[START OF Supplied records]

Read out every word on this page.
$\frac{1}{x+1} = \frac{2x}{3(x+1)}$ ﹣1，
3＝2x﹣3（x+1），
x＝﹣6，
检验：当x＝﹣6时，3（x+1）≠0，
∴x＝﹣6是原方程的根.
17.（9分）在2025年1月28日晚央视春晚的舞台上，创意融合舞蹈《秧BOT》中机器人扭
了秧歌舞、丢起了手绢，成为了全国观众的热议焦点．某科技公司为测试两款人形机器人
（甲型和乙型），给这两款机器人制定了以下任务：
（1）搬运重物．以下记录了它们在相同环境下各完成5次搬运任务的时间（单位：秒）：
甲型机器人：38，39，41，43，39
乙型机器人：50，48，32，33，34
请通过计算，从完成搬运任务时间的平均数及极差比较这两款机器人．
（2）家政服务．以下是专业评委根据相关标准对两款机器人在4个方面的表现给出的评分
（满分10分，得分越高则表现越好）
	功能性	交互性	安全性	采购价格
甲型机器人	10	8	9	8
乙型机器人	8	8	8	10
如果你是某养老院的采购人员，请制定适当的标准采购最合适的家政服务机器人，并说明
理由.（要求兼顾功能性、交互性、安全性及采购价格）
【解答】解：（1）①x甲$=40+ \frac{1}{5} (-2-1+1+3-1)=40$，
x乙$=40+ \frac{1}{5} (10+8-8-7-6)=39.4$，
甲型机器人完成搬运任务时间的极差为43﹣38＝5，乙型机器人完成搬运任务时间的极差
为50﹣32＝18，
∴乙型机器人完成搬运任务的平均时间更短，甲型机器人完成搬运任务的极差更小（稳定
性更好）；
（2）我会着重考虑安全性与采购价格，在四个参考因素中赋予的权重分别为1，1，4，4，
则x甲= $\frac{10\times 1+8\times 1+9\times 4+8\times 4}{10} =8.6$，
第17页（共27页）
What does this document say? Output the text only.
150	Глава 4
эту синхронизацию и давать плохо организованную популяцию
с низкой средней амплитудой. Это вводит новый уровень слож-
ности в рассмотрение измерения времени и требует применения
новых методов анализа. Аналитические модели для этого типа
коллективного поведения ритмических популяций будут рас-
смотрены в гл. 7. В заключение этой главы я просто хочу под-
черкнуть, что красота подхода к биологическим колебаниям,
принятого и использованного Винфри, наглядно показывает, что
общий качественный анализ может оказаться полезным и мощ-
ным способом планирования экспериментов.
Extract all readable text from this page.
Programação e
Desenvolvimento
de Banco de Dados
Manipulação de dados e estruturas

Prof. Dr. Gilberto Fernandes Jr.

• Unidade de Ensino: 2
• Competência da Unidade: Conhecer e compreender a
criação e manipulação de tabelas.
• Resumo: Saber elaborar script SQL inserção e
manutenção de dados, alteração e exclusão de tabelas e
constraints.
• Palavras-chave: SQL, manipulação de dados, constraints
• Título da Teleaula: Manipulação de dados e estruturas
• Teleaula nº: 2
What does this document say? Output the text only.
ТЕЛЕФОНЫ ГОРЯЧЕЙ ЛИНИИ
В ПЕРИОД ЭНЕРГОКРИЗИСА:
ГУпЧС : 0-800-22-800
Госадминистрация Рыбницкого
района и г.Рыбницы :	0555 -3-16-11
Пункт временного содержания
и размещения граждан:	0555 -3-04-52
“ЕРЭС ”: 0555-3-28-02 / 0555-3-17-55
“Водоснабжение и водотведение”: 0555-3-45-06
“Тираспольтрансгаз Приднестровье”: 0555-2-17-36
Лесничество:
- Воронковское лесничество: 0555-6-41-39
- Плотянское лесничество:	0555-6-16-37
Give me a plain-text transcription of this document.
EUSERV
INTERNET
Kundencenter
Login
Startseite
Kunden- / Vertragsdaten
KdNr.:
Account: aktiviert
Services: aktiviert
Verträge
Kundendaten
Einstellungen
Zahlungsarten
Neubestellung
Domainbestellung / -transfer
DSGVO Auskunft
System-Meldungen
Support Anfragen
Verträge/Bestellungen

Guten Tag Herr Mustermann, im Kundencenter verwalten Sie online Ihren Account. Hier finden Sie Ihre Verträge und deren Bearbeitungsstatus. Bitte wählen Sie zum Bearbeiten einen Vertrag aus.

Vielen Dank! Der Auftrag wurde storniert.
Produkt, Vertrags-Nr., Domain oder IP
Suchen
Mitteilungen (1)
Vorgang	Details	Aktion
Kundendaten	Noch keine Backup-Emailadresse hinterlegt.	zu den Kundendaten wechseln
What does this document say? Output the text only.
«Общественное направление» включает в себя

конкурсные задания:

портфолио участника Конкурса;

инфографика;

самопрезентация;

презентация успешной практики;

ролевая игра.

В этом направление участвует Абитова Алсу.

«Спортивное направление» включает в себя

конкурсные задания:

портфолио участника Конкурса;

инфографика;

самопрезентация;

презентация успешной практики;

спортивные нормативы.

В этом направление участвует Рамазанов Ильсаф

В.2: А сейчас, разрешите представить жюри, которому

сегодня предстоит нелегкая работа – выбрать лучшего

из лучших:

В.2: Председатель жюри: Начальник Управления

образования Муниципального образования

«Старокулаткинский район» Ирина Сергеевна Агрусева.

[END OF Supplied records]

**What the task asks**: Filter the records above and return every line that holds the word "estruturas".

**Full output**:
Manipulação de dados e estruturas
• Título da Teleaula: Manipulação de dados e estruturas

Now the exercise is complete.